- _DIRECTIVE_
Your answer is a single number: the count of lines that contain the string "чинъ".

[Data entries]
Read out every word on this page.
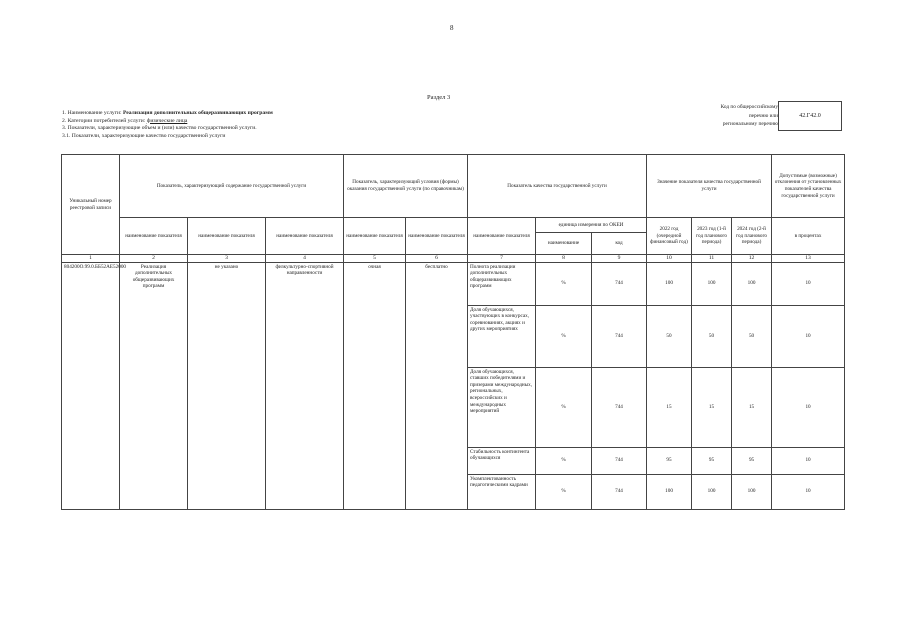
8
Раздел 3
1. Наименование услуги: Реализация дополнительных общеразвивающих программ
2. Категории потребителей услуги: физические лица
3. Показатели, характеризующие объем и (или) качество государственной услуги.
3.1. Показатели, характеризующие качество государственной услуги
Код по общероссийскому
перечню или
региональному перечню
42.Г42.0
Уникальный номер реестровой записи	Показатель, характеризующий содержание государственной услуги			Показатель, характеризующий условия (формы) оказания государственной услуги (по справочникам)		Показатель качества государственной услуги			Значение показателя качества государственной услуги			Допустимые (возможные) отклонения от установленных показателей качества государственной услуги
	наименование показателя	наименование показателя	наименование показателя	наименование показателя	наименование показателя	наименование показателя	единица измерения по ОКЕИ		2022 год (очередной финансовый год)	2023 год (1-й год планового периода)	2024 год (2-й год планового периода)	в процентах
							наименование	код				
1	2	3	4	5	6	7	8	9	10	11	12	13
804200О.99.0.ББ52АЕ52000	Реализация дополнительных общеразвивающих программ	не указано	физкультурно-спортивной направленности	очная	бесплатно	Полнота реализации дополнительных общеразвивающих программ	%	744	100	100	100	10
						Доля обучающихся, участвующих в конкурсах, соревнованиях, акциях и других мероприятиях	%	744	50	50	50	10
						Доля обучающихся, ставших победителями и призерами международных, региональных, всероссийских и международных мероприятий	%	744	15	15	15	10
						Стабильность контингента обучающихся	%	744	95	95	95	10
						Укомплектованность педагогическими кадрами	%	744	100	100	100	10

* * *

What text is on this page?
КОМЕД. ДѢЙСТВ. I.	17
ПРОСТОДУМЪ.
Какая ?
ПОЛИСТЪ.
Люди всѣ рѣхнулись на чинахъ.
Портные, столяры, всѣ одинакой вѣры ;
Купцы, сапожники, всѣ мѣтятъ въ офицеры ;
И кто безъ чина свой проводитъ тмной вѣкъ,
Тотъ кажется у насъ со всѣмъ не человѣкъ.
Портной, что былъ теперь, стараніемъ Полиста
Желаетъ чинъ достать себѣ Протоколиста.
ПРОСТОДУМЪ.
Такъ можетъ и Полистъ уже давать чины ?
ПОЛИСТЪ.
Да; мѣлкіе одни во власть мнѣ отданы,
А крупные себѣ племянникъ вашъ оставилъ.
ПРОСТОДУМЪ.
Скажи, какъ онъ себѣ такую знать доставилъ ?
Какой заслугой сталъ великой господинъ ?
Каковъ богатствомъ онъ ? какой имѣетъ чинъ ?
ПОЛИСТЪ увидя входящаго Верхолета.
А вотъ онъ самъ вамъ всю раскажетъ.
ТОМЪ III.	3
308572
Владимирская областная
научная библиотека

- _OUTPUT FOR THIS TASK_
2